### Request
Copy out the listing below, replacing "PFC Aulden" with "Private First Class Aulden" wherever it occurs and changing nothing else.

### Data
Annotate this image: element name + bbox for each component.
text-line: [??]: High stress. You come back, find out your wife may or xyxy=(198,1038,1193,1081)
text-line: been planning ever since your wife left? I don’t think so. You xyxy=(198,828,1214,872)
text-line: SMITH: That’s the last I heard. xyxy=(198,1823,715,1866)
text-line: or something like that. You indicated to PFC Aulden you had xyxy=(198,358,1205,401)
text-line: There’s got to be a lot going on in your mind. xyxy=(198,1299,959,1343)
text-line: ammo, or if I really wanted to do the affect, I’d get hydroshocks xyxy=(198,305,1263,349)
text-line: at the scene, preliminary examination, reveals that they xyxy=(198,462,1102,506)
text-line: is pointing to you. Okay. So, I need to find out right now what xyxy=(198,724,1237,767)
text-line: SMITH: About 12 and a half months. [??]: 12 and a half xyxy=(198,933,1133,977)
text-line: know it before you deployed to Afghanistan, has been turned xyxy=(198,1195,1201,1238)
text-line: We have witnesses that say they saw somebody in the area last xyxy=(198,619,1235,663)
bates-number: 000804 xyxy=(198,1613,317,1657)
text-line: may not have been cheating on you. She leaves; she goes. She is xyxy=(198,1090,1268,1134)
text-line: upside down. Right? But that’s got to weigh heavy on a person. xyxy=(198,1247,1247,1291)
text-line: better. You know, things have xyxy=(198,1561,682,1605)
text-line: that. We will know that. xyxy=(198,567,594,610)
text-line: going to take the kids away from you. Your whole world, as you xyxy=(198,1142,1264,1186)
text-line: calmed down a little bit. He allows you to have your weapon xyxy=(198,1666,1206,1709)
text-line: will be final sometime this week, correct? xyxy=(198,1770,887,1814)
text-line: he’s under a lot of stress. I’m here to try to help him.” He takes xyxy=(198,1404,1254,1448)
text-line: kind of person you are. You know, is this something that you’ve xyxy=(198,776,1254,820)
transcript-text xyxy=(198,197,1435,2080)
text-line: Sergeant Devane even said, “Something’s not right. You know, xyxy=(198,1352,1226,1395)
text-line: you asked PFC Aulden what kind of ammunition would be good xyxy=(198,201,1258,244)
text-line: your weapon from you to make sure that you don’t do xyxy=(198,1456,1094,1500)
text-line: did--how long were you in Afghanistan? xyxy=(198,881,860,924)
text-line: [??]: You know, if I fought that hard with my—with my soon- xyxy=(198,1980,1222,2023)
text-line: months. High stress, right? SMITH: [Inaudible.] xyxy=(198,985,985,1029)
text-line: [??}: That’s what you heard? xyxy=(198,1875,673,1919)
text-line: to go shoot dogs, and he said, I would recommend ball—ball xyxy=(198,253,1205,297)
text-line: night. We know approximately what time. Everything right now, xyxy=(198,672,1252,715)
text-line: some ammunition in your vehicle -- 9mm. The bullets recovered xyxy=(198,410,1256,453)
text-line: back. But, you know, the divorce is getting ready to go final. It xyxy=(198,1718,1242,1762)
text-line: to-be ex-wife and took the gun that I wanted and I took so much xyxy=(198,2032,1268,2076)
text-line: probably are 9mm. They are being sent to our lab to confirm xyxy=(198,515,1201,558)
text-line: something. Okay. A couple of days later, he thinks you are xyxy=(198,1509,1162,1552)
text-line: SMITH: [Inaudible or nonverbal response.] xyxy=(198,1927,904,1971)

### Result
Annotate this image: element name + bbox for each component.
text-line: [??]: High stress. You come back, find out your wife may or xyxy=(198,1038,1193,1081)
text-line: been planning ever since your wife left? I don’t think so. You xyxy=(198,828,1214,872)
text-line: SMITH: That’s the last I heard. xyxy=(198,1823,715,1866)
text-line: or something like that. You indicated to Private First Class Aulden you had xyxy=(198,358,1205,401)
text-line: There’s got to be a lot going on in your mind. xyxy=(198,1299,959,1343)
text-line: ammo, or if I really wanted to do the affect, I’d get hydroshocks xyxy=(198,305,1263,349)
text-line: at the scene, preliminary examination, reveals that they xyxy=(198,462,1102,506)
text-line: is pointing to you. Okay. So, I need to find out right now what xyxy=(198,724,1237,767)
text-line: SMITH: About 12 and a half months. [??]: 12 and a half xyxy=(198,933,1133,977)
text-line: know it before you deployed to Afghanistan, has been turned xyxy=(198,1195,1201,1238)
text-line: We have witnesses that say they saw somebody in the area last xyxy=(198,619,1235,663)
bates-number: 000804 xyxy=(198,1613,317,1657)
text-line: may not have been cheating on you. She leaves; she goes. She is xyxy=(198,1090,1268,1134)
text-line: upside down. Right? But that’s got to weigh heavy on a person. xyxy=(198,1247,1247,1291)
text-line: better. You know, things have xyxy=(198,1561,682,1605)
text-line: that. We will know that. xyxy=(198,567,594,610)
text-line: going to take the kids away from you. Your whole world, as you xyxy=(198,1142,1264,1186)
text-line: calmed down a little bit. He allows you to have your weapon xyxy=(198,1666,1206,1709)
text-line: will be final sometime this week, correct? xyxy=(198,1770,887,1814)
text-line: he’s under a lot of stress. I’m here to try to help him.” He takes xyxy=(198,1404,1254,1448)
text-line: kind of person you are. You know, is this something that you’ve xyxy=(198,776,1254,820)
transcript-text xyxy=(198,197,1435,2080)
text-line: Sergeant Devane even said, “Something’s not right. You know, xyxy=(198,1352,1226,1395)
text-line: you asked Private First Class Aulden what kind of ammunition would be good xyxy=(198,201,1258,244)
text-line: your weapon from you to make sure that you don’t do xyxy=(198,1456,1094,1500)
text-line: did--how long were you in Afghanistan? xyxy=(198,881,860,924)
text-line: [??]: You know, if I fought that hard with my—with my soon- xyxy=(198,1980,1222,2023)
text-line: months. High stress, right? SMITH: [Inaudible.] xyxy=(198,985,985,1029)
text-line: [??}: That’s what you heard? xyxy=(198,1875,673,1919)
text-line: to go shoot dogs, and he said, I would recommend ball—ball xyxy=(198,253,1205,297)
text-line: night. We know approximately what time. Everything right now, xyxy=(198,672,1252,715)
text-line: some ammunition in your vehicle -- 9mm. The bullets recovered xyxy=(198,410,1256,453)
text-line: back. But, you know, the divorce is getting ready to go final. It xyxy=(198,1718,1242,1762)
text-line: to-be ex-wife and took the gun that I wanted and I took so much xyxy=(198,2032,1268,2076)
text-line: probably are 9mm. They are being sent to our lab to confirm xyxy=(198,515,1201,558)
text-line: something. Okay. A couple of days later, he thinks you are xyxy=(198,1509,1162,1552)
text-line: SMITH: [Inaudible or nonverbal response.] xyxy=(198,1927,904,1971)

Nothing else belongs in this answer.